Alguns
leitores da trilogia - sem nome englobante, singular - de Charles
Burns sentiram-se algo desacorçoados com a falta de resolução e
recompensa emocionais no seu fecho. Essa interpretação não é, de
modo algum, errónea, e há um grau quase insuportável de apatia
depois do “progresso” da narrativa. A palavra mais certa até
seria aquela emoção que se conhecia nos primeiros séculos do
Cristianismo como “acédia”, e que era mesmo considerada,
primitivamente, como um pecado capital. Um estupor da alma e do
corpo, uma melancolia extrema que levava o indivíduo a um alheamento
de si mesmo. (Mais)
Todavia,
pensamos que é precisamente essa luz (mortiça, febril, melancólica,
apática) da acédia que ilumina o estranho mundo destes três
livros, que uma simplificação poderia dizer tratar-se da biografia
de um jovem chamado Doug, entrando na idade adulta de uma maneira
confusa e algo perdida, na década de 1970. Estudante de artes e com
desejos de se tornar um experimentalista interdisciplinar, Doug cria
textos de acordo com a técnica do “cut-up”, inventada por Brian
Gysin e popularizada por William S. Burroughs (que Doug cita,
demonstrando algum grau de hipsterness avant
la lettre),
que depois lê ao vivo, ao som de colagens sonoras que faz com
cassetes, e usando uma máscara de traços extremamente
simplificados, e usando o pseudónimo de Nitnit ou Johnny 23. Também
faz t-shirts em serigrafia, auto-retratos em Polaroids sempre usando
a máscara (selfies
artísticas antes desse nome), entre outras coisas. A sua relação
com uma namorada de longa data “normal” tornar-se-á
inevitavelmente obsoleta no momento em que se cruza com uma colega da
faculdade, Sarah, igualmente criativa, num daqueles clichés de
relações pós-adolescentes que Burns tão bem gosta de explorar em
toda a sua obra. Essas são as condições de início da intriga, mas
estamos obviamente a “torturar” a estrutura dos livros para
naturalizar esse enquadramento, uma vez que a trilogia não segue
essa linearidade de maneira tão simples.

## [Material de origem]
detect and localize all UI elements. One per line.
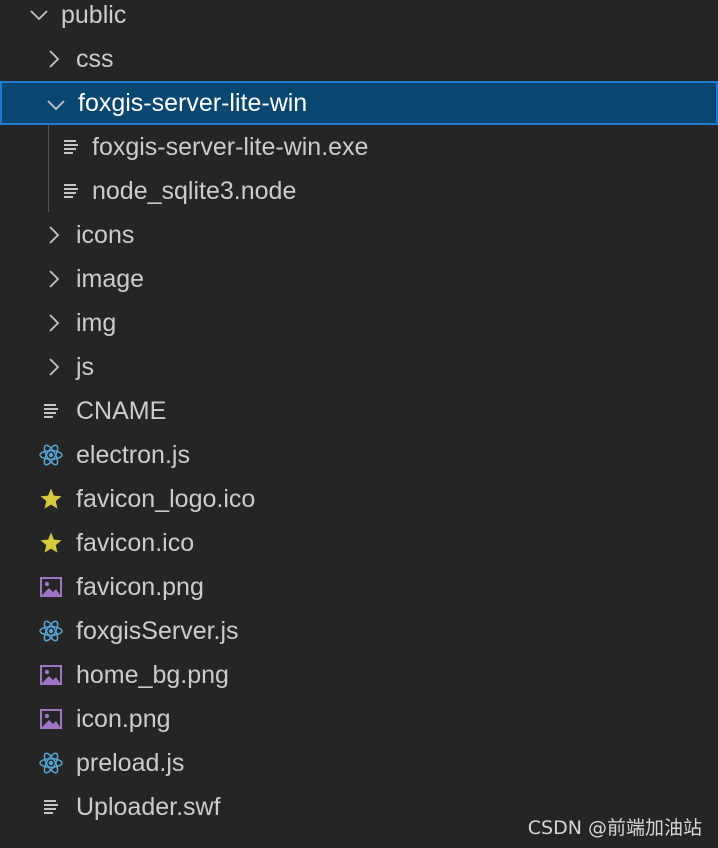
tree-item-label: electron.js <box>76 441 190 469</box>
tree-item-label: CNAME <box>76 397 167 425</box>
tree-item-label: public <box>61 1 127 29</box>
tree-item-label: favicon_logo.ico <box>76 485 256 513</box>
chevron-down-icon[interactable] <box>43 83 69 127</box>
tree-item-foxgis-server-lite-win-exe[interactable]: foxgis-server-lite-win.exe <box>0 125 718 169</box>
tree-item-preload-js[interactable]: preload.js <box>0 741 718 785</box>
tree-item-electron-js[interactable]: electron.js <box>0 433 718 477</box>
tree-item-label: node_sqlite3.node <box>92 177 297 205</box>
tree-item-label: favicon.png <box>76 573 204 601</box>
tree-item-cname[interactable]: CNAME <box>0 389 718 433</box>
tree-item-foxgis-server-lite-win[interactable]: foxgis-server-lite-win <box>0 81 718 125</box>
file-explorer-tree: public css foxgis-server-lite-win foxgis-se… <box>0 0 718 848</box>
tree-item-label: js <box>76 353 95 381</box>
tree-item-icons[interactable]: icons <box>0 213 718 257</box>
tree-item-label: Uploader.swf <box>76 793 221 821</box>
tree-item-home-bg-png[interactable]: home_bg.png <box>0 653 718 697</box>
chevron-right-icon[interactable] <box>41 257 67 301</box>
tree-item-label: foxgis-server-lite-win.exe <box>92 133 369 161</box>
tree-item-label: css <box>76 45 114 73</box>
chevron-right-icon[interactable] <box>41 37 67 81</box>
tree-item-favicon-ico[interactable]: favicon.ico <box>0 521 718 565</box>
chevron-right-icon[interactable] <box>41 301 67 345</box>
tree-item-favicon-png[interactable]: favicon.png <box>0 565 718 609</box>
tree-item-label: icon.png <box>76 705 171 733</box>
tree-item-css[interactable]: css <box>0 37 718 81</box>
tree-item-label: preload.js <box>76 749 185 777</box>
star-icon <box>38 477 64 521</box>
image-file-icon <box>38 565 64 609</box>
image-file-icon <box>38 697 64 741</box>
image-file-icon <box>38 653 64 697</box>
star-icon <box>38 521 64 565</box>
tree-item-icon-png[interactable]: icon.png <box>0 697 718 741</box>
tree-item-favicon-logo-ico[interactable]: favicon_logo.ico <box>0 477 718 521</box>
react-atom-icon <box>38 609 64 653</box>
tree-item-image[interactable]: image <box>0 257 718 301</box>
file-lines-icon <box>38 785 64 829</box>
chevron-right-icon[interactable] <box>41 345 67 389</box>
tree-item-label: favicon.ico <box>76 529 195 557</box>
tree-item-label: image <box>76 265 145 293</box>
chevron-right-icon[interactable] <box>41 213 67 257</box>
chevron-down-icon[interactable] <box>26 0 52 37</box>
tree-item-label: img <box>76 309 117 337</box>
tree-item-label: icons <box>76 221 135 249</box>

## [Trabalho pedido]
#1 Reproduza, tal como estão, as linhas das entradas desde a que contém "tree-item-label: electron.js <box>76" até à que contém "tree-item-icons[interactable]: icons <box>0", incluindo ambas.
#2 Prossiga o excerto sobre a trilogia de Charles Burns a partir da última frase apresentada.

## [Respostas dadas]
#1
tree-item-label: electron.js <box>76 441 190 469</box>
tree-item-label: CNAME <box>76 397 167 425</box>
tree-item-label: public <box>61 1 127 29</box>
tree-item-label: favicon_logo.ico <box>76 485 256 513</box>
chevron-down-icon[interactable] <box>43 83 69 127</box>
tree-item-foxgis-server-lite-win-exe[interactable]: foxgis-server-lite-win.exe <box>0 125 718 169</box>
tree-item-preload-js[interactable]: preload.js <box>0 741 718 785</box>
tree-item-electron-js[interactable]: electron.js <box>0 433 718 477</box>
tree-item-label: node_sqlite3.node <box>92 177 297 205</box>
tree-item-label: favicon.png <box>76 573 204 601</box>
tree-item-cname[interactable]: CNAME <box>0 389 718 433</box>
tree-item-foxgis-server-lite-win[interactable]: foxgis-server-lite-win <box>0 81 718 125</box>
file-explorer-tree: public css foxgis-server-lite-win foxgis-se… <box>0 0 718 848</box>
tree-item-label: js <box>76 353 95 381</box>
tree-item-icons[interactable]: icons <box>0 213 718 257</box>

#2
Na
verdade, algo acontecerá a Doug que o parece lançar na cama e na
dependência de drogas, que o amolecem e prostam, levando a que o
relacionamento com Sarah, depois de uma intensidade e uma influência
mútua nos seus trabalhos artísticos, de se envolver com uma cena
musical emergente do hardcore
punk de
segunda geração, termine de uma forma algo brutal. Apenas a leitura
dos três volumes revelará o que constitui a crise (enfim, mais do
que uma gravidez indesejada por Doug, um escolho que se torna
esmagador e incompreensível, intelectual e emocional, para ele), o
espoletador da separação, e mesmo a coda desse relacionamento – o
terceiro volume providencia uma cena proléptica substancial que nos
faz ver Doug mais velho reencontrando-se com Sarah, mas sem que isso
signifique fruto algum, bem pelo contrário, é mesmo ocasião para o
relançar na apatia da qual havia emergido. Todavia, a estrutura
temporal está constantemente a avançar e recuar em duas ou três
linhas de tempo, e a sua re-organização cronológica, caso se a
operasse, desagregaria a eficácia da narrativa e o sentimento
desregrado de Doug.
Além
disso, e é na verdade esta a linha mais forte, pelo menos em termos
visuais, acompanhamos também uma outra aventura, a de uma
personagem, chamada Johnny, parecida com a da máscara de Doug, numa
paisagem fabulosa, decrépita e apocalíptica, um mundo de fantasia
negra. Muitos dos acontecimentos dessa história parecem espelhar os
de Doug, quase ponto por ponto. Alguns leitores tentam explicar a
razão de forma lógica e naturalizante, mas argumentaremos que isso
não é de todo nem linear nem sequer necessário.
Estes três livros devem ser lidos de facto como uma estrutura em
camadas, em várias acepções. Não apenas a estrutura narrativa se
espraia em vários níveis hipodiegéticos (histórias dentro da
história principal, como se costuma dizer), se escolhermos
integrá-los entre si de alguma forma, mas com a linearidade da
intriga central (a história de Doug) apresentada numa ordem
não-linear.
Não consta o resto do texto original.